STATED PROBLEM | Extract all records. Keep each one exact.

________________________

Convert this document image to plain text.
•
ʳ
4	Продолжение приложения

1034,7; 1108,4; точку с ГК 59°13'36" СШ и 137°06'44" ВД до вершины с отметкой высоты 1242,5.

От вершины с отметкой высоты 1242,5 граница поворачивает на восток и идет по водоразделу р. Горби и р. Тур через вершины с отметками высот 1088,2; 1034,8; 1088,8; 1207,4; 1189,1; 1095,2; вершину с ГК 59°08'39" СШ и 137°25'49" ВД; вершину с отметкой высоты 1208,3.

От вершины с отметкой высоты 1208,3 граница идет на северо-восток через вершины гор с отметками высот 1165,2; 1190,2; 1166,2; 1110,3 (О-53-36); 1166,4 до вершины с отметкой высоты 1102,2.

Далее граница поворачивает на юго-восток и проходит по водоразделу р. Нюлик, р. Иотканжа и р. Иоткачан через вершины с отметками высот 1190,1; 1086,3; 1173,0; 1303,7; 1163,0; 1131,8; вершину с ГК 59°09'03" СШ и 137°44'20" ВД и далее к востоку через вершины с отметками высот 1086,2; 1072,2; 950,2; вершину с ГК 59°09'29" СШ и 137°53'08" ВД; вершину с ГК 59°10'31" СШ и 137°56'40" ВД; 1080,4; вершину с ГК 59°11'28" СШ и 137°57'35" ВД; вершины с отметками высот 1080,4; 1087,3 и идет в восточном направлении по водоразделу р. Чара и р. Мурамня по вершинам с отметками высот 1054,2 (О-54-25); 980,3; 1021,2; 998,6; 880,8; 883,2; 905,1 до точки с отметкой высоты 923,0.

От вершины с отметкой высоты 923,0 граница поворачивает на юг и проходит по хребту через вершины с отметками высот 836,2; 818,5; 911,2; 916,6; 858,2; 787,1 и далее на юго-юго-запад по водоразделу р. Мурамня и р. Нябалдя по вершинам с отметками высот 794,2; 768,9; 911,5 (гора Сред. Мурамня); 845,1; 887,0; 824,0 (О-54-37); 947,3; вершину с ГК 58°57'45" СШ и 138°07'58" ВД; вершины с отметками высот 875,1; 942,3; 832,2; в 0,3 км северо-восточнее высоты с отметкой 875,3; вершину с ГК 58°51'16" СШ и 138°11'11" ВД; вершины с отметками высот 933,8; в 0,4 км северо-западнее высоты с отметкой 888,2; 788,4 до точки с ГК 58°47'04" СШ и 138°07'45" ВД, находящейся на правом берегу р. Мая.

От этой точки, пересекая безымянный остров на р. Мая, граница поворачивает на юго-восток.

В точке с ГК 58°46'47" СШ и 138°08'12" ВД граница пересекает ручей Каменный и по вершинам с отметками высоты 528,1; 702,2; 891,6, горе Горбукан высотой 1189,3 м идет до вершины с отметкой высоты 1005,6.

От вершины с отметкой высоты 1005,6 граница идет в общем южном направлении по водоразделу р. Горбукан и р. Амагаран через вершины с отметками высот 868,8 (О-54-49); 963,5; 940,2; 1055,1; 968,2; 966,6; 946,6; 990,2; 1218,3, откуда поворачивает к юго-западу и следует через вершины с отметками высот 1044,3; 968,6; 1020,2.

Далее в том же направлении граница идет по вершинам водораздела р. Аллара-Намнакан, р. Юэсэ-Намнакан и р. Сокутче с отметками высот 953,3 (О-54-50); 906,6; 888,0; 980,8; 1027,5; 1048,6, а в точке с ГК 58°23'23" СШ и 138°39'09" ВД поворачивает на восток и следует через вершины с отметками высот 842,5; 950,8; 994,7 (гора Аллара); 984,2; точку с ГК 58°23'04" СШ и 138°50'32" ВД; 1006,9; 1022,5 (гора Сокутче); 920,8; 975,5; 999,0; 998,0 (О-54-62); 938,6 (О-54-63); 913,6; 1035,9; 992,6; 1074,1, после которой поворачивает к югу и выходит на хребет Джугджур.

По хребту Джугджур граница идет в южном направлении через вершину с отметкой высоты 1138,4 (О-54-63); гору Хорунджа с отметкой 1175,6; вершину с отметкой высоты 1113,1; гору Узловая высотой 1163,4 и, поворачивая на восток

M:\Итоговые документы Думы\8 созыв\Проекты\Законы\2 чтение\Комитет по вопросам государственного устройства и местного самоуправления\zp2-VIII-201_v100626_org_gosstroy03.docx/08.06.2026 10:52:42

________________________

EXERCISE RESULT |
Convert this document image to plain text.
•
ʳ
4	Продолжение приложения

1034,7; 1108,4; точку с ГК 59°13'36" СШ и 137°06'44" ВД до вершины с отметкой высоты 1242,5.

От вершины с отметкой высоты 1242,5 граница поворачивает на восток и идет по водоразделу р. Горби и р. Тур через вершины с отметками высот 1088,2; 1034,8; 1088,8; 1207,4; 1189,1; 1095,2; вершину с ГК 59°08'39" СШ и 137°25'49" ВД; вершину с отметкой высоты 1208,3.

От вершины с отметкой высоты 1208,3 граница идет на северо-восток через вершины гор с отметками высот 1165,2; 1190,2; 1166,2; 1110,3 (О-53-36); 1166,4 до вершины с отметкой высоты 1102,2.

Далее граница поворачивает на юго-восток и проходит по водоразделу р. Нюлик, р. Иотканжа и р. Иоткачан через вершины с отметками высот 1190,1; 1086,3; 1173,0; 1303,7; 1163,0; 1131,8; вершину с ГК 59°09'03" СШ и 137°44'20" ВД и далее к востоку через вершины с отметками высот 1086,2; 1072,2; 950,2; вершину с ГК 59°09'29" СШ и 137°53'08" ВД; вершину с ГК 59°10'31" СШ и 137°56'40" ВД; 1080,4; вершину с ГК 59°11'28" СШ и 137°57'35" ВД; вершины с отметками высот 1080,4; 1087,3 и идет в восточном направлении по водоразделу р. Чара и р. Мурамня по вершинам с отметками высот 1054,2 (О-54-25); 980,3; 1021,2; 998,6; 880,8; 883,2; 905,1 до точки с отметкой высоты 923,0.

От вершины с отметкой высоты 923,0 граница поворачивает на юг и проходит по хребту через вершины с отметками высот 836,2; 818,5; 911,2; 916,6; 858,2; 787,1 и далее на юго-юго-запад по водоразделу р. Мурамня и р. Нябалдя по вершинам с отметками высот 794,2; 768,9; 911,5 (гора Сред. Мурамня); 845,1; 887,0; 824,0 (О-54-37); 947,3; вершину с ГК 58°57'45" СШ и 138°07'58" ВД; вершины с отметками высот 875,1; 942,3; 832,2; в 0,3 км северо-восточнее высоты с отметкой 875,3; вершину с ГК 58°51'16" СШ и 138°11'11" ВД; вершины с отметками высот 933,8; в 0,4 км северо-западнее высоты с отметкой 888,2; 788,4 до точки с ГК 58°47'04" СШ и 138°07'45" ВД, находящейся на правом берегу р. Мая.

От этой точки, пересекая безымянный остров на р. Мая, граница поворачивает на юго-восток.

В точке с ГК 58°46'47" СШ и 138°08'12" ВД граница пересекает ручей Каменный и по вершинам с отметками высоты 528,1; 702,2; 891,6, горе Горбукан высотой 1189,3 м идет до вершины с отметкой высоты 1005,6.

От вершины с отметкой высоты 1005,6 граница идет в общем южном направлении по водоразделу р. Горбукан и р. Амагаран через вершины с отметками высот 868,8 (О-54-49); 963,5; 940,2; 1055,1; 968,2; 966,6; 946,6; 990,2; 1218,3, откуда поворачивает к юго-западу и следует через вершины с отметками высот 1044,3; 968,6; 1020,2.

Далее в том же направлении граница идет по вершинам водораздела р. Аллара-Намнакан, р. Юэсэ-Намнакан и р. Сокутче с отметками высот 953,3 (О-54-50); 906,6; 888,0; 980,8; 1027,5; 1048,6, а в точке с ГК 58°23'23" СШ и 138°39'09" ВД поворачивает на восток и следует через вершины с отметками высот 842,5; 950,8; 994,7 (гора Аллара); 984,2; точку с ГК 58°23'04" СШ и 138°50'32" ВД; 1006,9; 1022,5 (гора Сокутче); 920,8; 975,5; 999,0; 998,0 (О-54-62); 938,6 (О-54-63); 913,6; 1035,9; 992,6; 1074,1, после которой поворачивает к югу и выходит на хребет Джугджур.

По хребту Джугджур граница идет в южном направлении через вершину с отметкой высоты 1138,4 (О-54-63); гору Хорунджа с отметкой 1175,6; вершину с отметкой высоты 1113,1; гору Узловая высотой 1163,4 и, поворачивая на восток

M:\Итоговые документы Думы\8 созыв\Проекты\Законы\2 чтение\Комитет по вопросам государственного устройства и местного самоуправления\zp2-VIII-201_v100626_org_gosstroy03.docx/08.06.2026 10:52:42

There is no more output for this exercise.